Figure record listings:

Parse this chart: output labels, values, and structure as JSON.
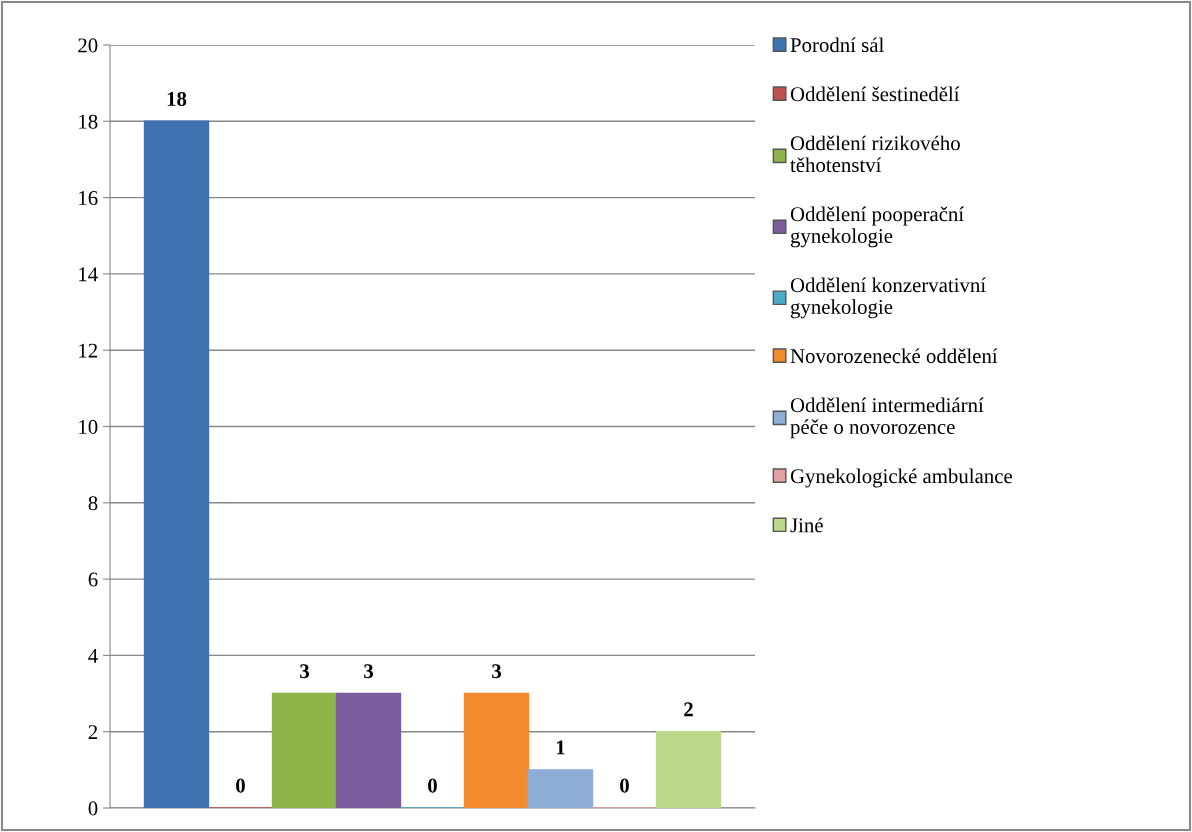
{
  "chart_data": {
    "type": "bar",
    "categories": [
      null
    ],
    "series": [
      {
        "name": "Porodní sál",
        "color": "#3f72b0",
        "values": [
          18
        ]
      },
      {
        "name": "Oddělení šestinedělí",
        "color": "#c0504d",
        "values": [
          0
        ]
      },
      {
        "name": "Oddělení rizikového\ntěhotenství",
        "color": "#8fb44a",
        "values": [
          3
        ]
      },
      {
        "name": "Oddělení pooperační\ngynekologie",
        "color": "#7b5d9e",
        "values": [
          3
        ]
      },
      {
        "name": "Oddělení konzervativní\ngynekologie",
        "color": "#4bacc6",
        "values": [
          0
        ]
      },
      {
        "name": "Novorozenecké oddělení",
        "color": "#f28a2e",
        "values": [
          3
        ]
      },
      {
        "name": "Oddělení intermediární\npéče o novorozence",
        "color": "#8eaed8",
        "values": [
          1
        ]
      },
      {
        "name": "Gynekologické ambulance",
        "color": "#e4a0a0",
        "values": [
          0
        ]
      },
      {
        "name": "Jiné",
        "color": "#bcd88a",
        "values": [
          2
        ]
      }
    ],
    "ylim": [
      0,
      20
    ],
    "yticks": [
      0,
      2,
      4,
      6,
      8,
      10,
      12,
      14,
      16,
      18,
      20
    ],
    "grid": "y",
    "legend": "right",
    "data_labels": true
  }
}
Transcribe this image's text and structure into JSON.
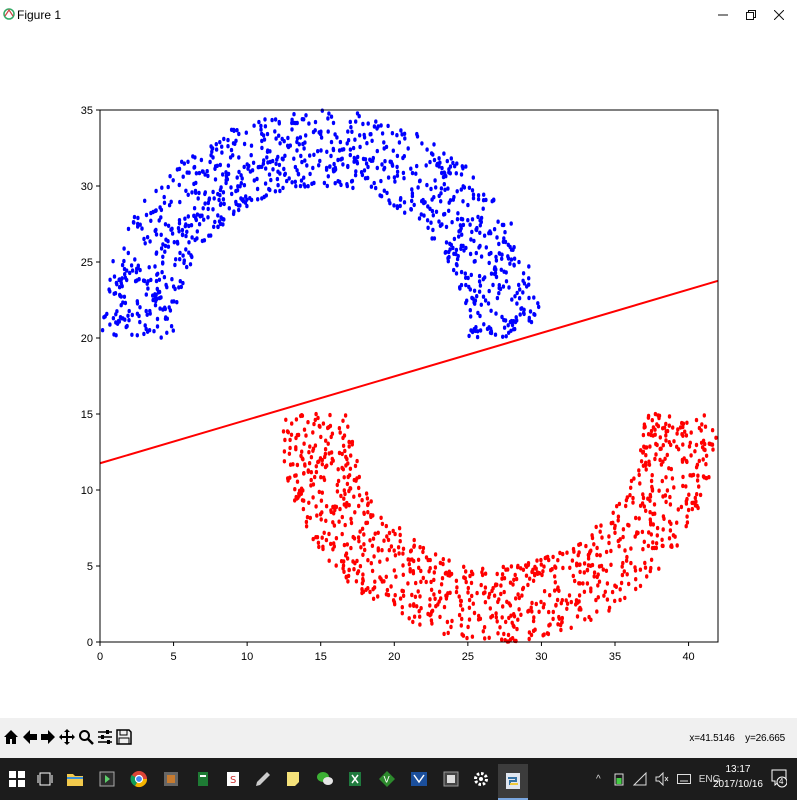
{
  "window": {
    "title": "Figure 1",
    "minimize_icon": "minimize-icon",
    "maximize_icon": "restore-icon",
    "close_icon": "close-icon"
  },
  "chart_data": {
    "type": "scatter",
    "xlim": [
      0,
      42
    ],
    "ylim": [
      0,
      35
    ],
    "xticks": [
      0,
      5,
      10,
      15,
      20,
      25,
      30,
      35,
      40
    ],
    "yticks": [
      0,
      5,
      10,
      15,
      20,
      25,
      30,
      35
    ],
    "grid": false,
    "series": [
      {
        "kind": "scatter",
        "color": "#0000ff",
        "shape": "upper half-moon",
        "center": [
          15,
          20
        ],
        "inner_radius": 10,
        "outer_radius": 15,
        "angle_range_deg": [
          0,
          180
        ],
        "points": 1000
      },
      {
        "kind": "scatter",
        "color": "#ff0000",
        "shape": "lower half-moon",
        "center": [
          27,
          15
        ],
        "inner_radius": 10,
        "outer_radius": 15,
        "angle_range_deg": [
          180,
          360
        ],
        "points": 1000
      },
      {
        "kind": "line",
        "color": "#ff0000",
        "x": [
          0,
          42
        ],
        "y": [
          11.76,
          23.76
        ]
      }
    ]
  },
  "toolbar": {
    "buttons": [
      "home-icon",
      "back-icon",
      "forward-icon",
      "pan-icon",
      "zoom-icon",
      "configure-subplots-icon",
      "save-icon"
    ],
    "x_readout": "x=41.5146",
    "y_readout": "y=26.665"
  },
  "taskbar": {
    "apps": [
      "start-icon",
      "task-view-icon",
      "file-explorer-icon",
      "media-player-icon",
      "chrome-icon",
      "app-icon",
      "app-icon",
      "slides-icon",
      "pen-icon",
      "notes-icon",
      "wechat-icon",
      "excel-icon",
      "vim-icon",
      "app-icon",
      "app-icon",
      "settings-icon",
      "python-icon"
    ],
    "lang": "ENG",
    "time": "13:17",
    "date": "2017/10/16",
    "notification_count": "4"
  },
  "colors": {
    "taskbar": "#1c1c1c",
    "toolbar": "#f0f0f0",
    "blue_points": "#0000ff",
    "red_points": "#ff0000"
  }
}
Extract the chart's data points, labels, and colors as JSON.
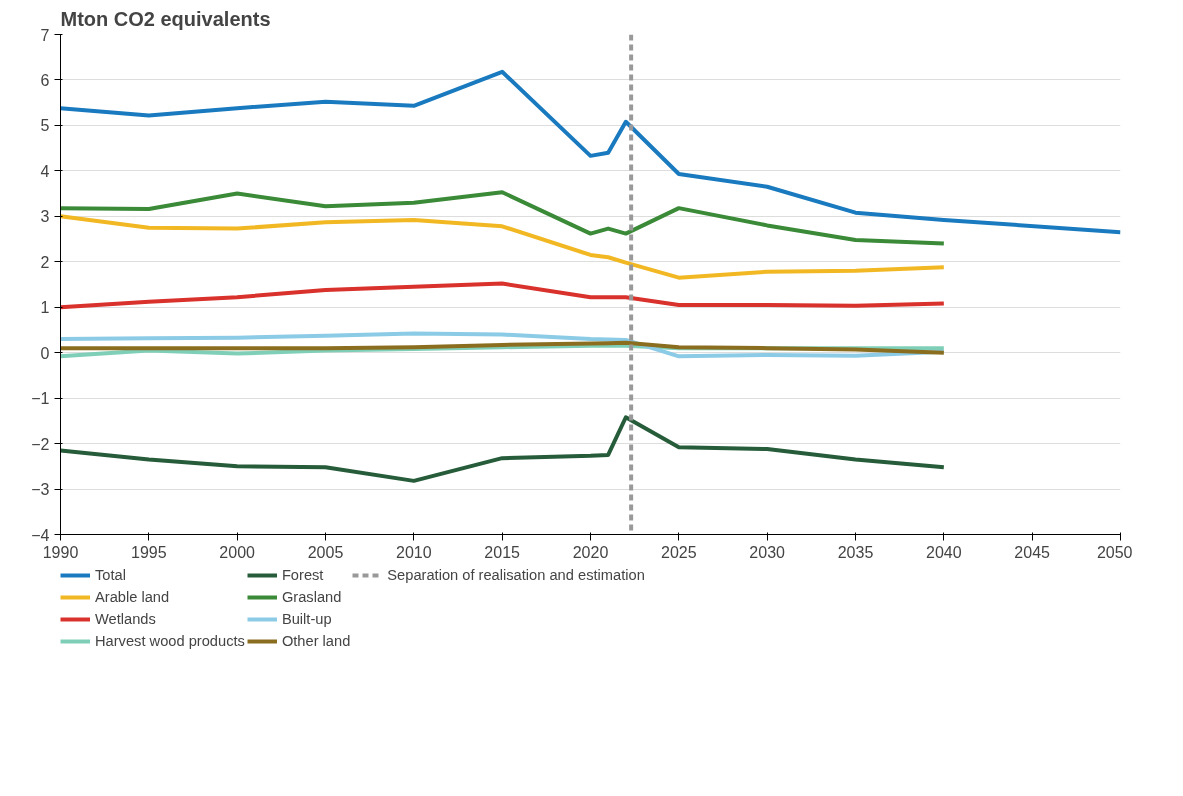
{
  "chart_data": {
    "type": "line",
    "title": "Mton CO2 equivalents",
    "x": [
      1990,
      1995,
      2000,
      2005,
      2010,
      2015,
      2020,
      2021,
      2022,
      2025,
      2030,
      2035,
      2040
    ],
    "series": [
      {
        "name": "Total",
        "color": "#1a7abf",
        "x": [
          1990,
          1995,
          2000,
          2005,
          2010,
          2015,
          2020,
          2021,
          2022,
          2025,
          2030,
          2035,
          2040,
          2050
        ],
        "values": [
          5.38,
          5.22,
          5.38,
          5.52,
          5.43,
          6.18,
          4.33,
          4.4,
          5.08,
          3.93,
          3.65,
          3.08,
          2.92,
          2.65
        ]
      },
      {
        "name": "Arable land",
        "color": "#f2b824",
        "values": [
          3.0,
          2.75,
          2.73,
          2.87,
          2.92,
          2.78,
          2.15,
          2.1,
          1.98,
          1.65,
          1.78,
          1.8,
          1.88
        ]
      },
      {
        "name": "Wetlands",
        "color": "#d9312b",
        "values": [
          1.0,
          1.12,
          1.22,
          1.38,
          1.45,
          1.52,
          1.22,
          1.22,
          1.22,
          1.05,
          1.05,
          1.03,
          1.08
        ]
      },
      {
        "name": "Harvest wood products",
        "color": "#7fcfb8",
        "values": [
          -0.08,
          0.05,
          -0.02,
          0.05,
          0.08,
          0.12,
          0.15,
          0.15,
          0.15,
          0.1,
          0.1,
          0.1,
          0.1
        ]
      },
      {
        "name": "Forest",
        "color": "#265c3a",
        "values": [
          -2.15,
          -2.35,
          -2.5,
          -2.52,
          -2.82,
          -2.32,
          -2.27,
          -2.25,
          -1.42,
          -2.08,
          -2.12,
          -2.35,
          -2.52
        ]
      },
      {
        "name": "Grasland",
        "color": "#3a8a38",
        "values": [
          3.18,
          3.16,
          3.5,
          3.22,
          3.3,
          3.53,
          2.62,
          2.73,
          2.62,
          3.18,
          2.8,
          2.48,
          2.4
        ]
      },
      {
        "name": "Built-up",
        "color": "#8ccbe6",
        "values": [
          0.3,
          0.32,
          0.33,
          0.37,
          0.42,
          0.4,
          0.3,
          0.29,
          0.28,
          -0.08,
          -0.05,
          -0.07,
          0.02
        ]
      },
      {
        "name": "Other land",
        "color": "#8a6d1e",
        "values": [
          0.1,
          0.1,
          0.1,
          0.1,
          0.12,
          0.17,
          0.2,
          0.21,
          0.22,
          0.12,
          0.1,
          0.07,
          0.0
        ]
      }
    ],
    "xlim": [
      1990,
      2050
    ],
    "xticks": [
      1990,
      1995,
      2000,
      2005,
      2010,
      2015,
      2020,
      2025,
      2030,
      2035,
      2040,
      2045,
      2050
    ],
    "ylim": [
      -4,
      7
    ],
    "yticks": [
      -4,
      -3,
      -2,
      -1,
      0,
      1,
      2,
      3,
      4,
      5,
      6,
      7
    ],
    "ref_lines": [
      {
        "axis": "x",
        "value": 2022.3,
        "label": "Separation of realisation and estimation",
        "color": "#999999",
        "line_style": "dashed"
      }
    ],
    "grid": "y",
    "legend": "bottom",
    "marker": "none",
    "line_style": "solid"
  }
}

__PROBLEM DESCRIPTION__:
Every record must be copied exactly, with images dropped from the result.

__THE ANSWER__:
Parse this chart: output labels, values, and structure as JSON.
{
  "chart_data": {
    "type": "bar",
    "categories": [
      null
    ],
    "series": [
      {
        "name": "Porodní sál",
        "color": "#3f72b0",
        "values": [
          18
        ]
      },
      {
        "name": "Oddělení šestinedělí",
        "color": "#c0504d",
        "values": [
          0
        ]
      },
      {
        "name": "Oddělení rizikového\ntěhotenství",
        "color": "#8fb44a",
        "values": [
          3
        ]
      },
      {
        "name": "Oddělení pooperační\ngynekologie",
        "color": "#7b5d9e",
        "values": [
          3
        ]
      },
      {
        "name": "Oddělení konzervativní\ngynekologie",
        "color": "#4bacc6",
        "values": [
          0
        ]
      },
      {
        "name": "Novorozenecké oddělení",
        "color": "#f28a2e",
        "values": [
          3
        ]
      },
      {
        "name": "Oddělení intermediární\npéče o novorozence",
        "color": "#8eaed8",
        "values": [
          1
        ]
      },
      {
        "name": "Gynekologické ambulance",
        "color": "#e4a0a0",
        "values": [
          0
        ]
      },
      {
        "name": "Jiné",
        "color": "#bcd88a",
        "values": [
          2
        ]
      }
    ],
    "ylim": [
      0,
      20
    ],
    "yticks": [
      0,
      2,
      4,
      6,
      8,
      10,
      12,
      14,
      16,
      18,
      20
    ],
    "grid": "y",
    "legend": "right",
    "data_labels": true
  }
}
Transcribe this image's text and structure into JSON.
{
  "window": {
    "title": "Figure 1",
    "minimize_icon": "minimize-icon",
    "maximize_icon": "restore-icon",
    "close_icon": "close-icon"
  },
  "chart_data": {
    "type": "scatter",
    "xlim": [
      0,
      42
    ],
    "ylim": [
      0,
      35
    ],
    "xticks": [
      0,
      5,
      10,
      15,
      20,
      25,
      30,
      35,
      40
    ],
    "yticks": [
      0,
      5,
      10,
      15,
      20,
      25,
      30,
      35
    ],
    "grid": false,
    "series": [
      {
        "kind": "scatter",
        "color": "#0000ff",
        "shape": "upper half-moon",
        "center": [
          15,
          20
        ],
        "inner_radius": 10,
        "outer_radius": 15,
        "angle_range_deg": [
          0,
          180
        ],
        "points": 1000
      },
      {
        "kind": "scatter",
        "color": "#ff0000",
        "shape": "lower half-moon",
        "center": [
          27,
          15
        ],
        "inner_radius": 10,
        "outer_radius": 15,
        "angle_range_deg": [
          180,
          360
        ],
        "points": 1000
      },
      {
        "kind": "line",
        "color": "#ff0000",
        "x": [
          0,
          42
        ],
        "y": [
          11.76,
          23.76
        ]
      }
    ]
  },
  "toolbar": {
    "buttons": [
      "home-icon",
      "back-icon",
      "forward-icon",
      "pan-icon",
      "zoom-icon",
      "configure-subplots-icon",
      "save-icon"
    ],
    "x_readout": "x=41.5146",
    "y_readout": "y=26.665"
  },
  "taskbar": {
    "apps": [
      "start-icon",
      "task-view-icon",
      "file-explorer-icon",
      "media-player-icon",
      "chrome-icon",
      "app-icon",
      "app-icon",
      "slides-icon",
      "pen-icon",
      "notes-icon",
      "wechat-icon",
      "excel-icon",
      "vim-icon",
      "app-icon",
      "app-icon",
      "settings-icon",
      "python-icon"
    ],
    "lang": "ENG",
    "time": "13:17",
    "date": "2017/10/16",
    "notification_count": "4"
  },
  "colors": {
    "taskbar": "#1c1c1c",
    "toolbar": "#f0f0f0",
    "blue_points": "#0000ff",
    "red_points": "#ff0000"
  }
}
Extract the chart's data points, labels, and colors as JSON.
{
  "chart_data": {
    "type": "line",
    "title": "Mton CO2 equivalents",
    "x": [
      1990,
      1995,
      2000,
      2005,
      2010,
      2015,
      2020,
      2021,
      2022,
      2025,
      2030,
      2035,
      2040
    ],
    "series": [
      {
        "name": "Total",
        "color": "#1a7abf",
        "x": [
          1990,
          1995,
          2000,
          2005,
          2010,
          2015,
          2020,
          2021,
          2022,
          2025,
          2030,
          2035,
          2040,
          2050
        ],
        "values": [
          5.38,
          5.22,
          5.38,
          5.52,
          5.43,
          6.18,
          4.33,
          4.4,
          5.08,
          3.93,
          3.65,
          3.08,
          2.92,
          2.65
        ]
      },
      {
        "name": "Arable land",
        "color": "#f2b824",
        "values": [
          3.0,
          2.75,
          2.73,
          2.87,
          2.92,
          2.78,
          2.15,
          2.1,
          1.98,
          1.65,
          1.78,
          1.8,
          1.88
        ]
      },
      {
        "name": "Wetlands",
        "color": "#d9312b",
        "values": [
          1.0,
          1.12,
          1.22,
          1.38,
          1.45,
          1.52,
          1.22,
          1.22,
          1.22,
          1.05,
          1.05,
          1.03,
          1.08
        ]
      },
      {
        "name": "Harvest wood products",
        "color": "#7fcfb8",
        "values": [
          -0.08,
          0.05,
          -0.02,
          0.05,
          0.08,
          0.12,
          0.15,
          0.15,
          0.15,
          0.1,
          0.1,
          0.1,
          0.1
        ]
      },
      {
        "name": "Forest",
        "color": "#265c3a",
        "values": [
          -2.15,
          -2.35,
          -2.5,
          -2.52,
          -2.82,
          -2.32,
          -2.27,
          -2.25,
          -1.42,
          -2.08,
          -2.12,
          -2.35,
          -2.52
        ]
      },
      {
        "name": "Grasland",
        "color": "#3a8a38",
        "values": [
          3.18,
          3.16,
          3.5,
          3.22,
          3.3,
          3.53,
          2.62,
          2.73,
          2.62,
          3.18,
          2.8,
          2.48,
          2.4
        ]
      },
      {
        "name": "Built-up",
        "color": "#8ccbe6",
        "values": [
          0.3,
          0.32,
          0.33,
          0.37,
          0.42,
          0.4,
          0.3,
          0.29,
          0.28,
          -0.08,
          -0.05,
          -0.07,
          0.02
        ]
      },
      {
        "name": "Other land",
        "color": "#8a6d1e",
        "values": [
          0.1,
          0.1,
          0.1,
          0.1,
          0.12,
          0.17,
          0.2,
          0.21,
          0.22,
          0.12,
          0.1,
          0.07,
          0.0
        ]
      }
    ],
    "xlim": [
      1990,
      2050
    ],
    "xticks": [
      1990,
      1995,
      2000,
      2005,
      2010,
      2015,
      2020,
      2025,
      2030,
      2035,
      2040,
      2045,
      2050
    ],
    "ylim": [
      -4,
      7
    ],
    "yticks": [
      -4,
      -3,
      -2,
      -1,
      0,
      1,
      2,
      3,
      4,
      5,
      6,
      7
    ],
    "ref_lines": [
      {
        "axis": "x",
        "value": 2022.3,
        "label": "Separation of realisation and estimation",
        "color": "#999999",
        "line_style": "dashed"
      }
    ],
    "grid": "y",
    "legend": "bottom",
    "marker": "none",
    "line_style": "solid"
  }
}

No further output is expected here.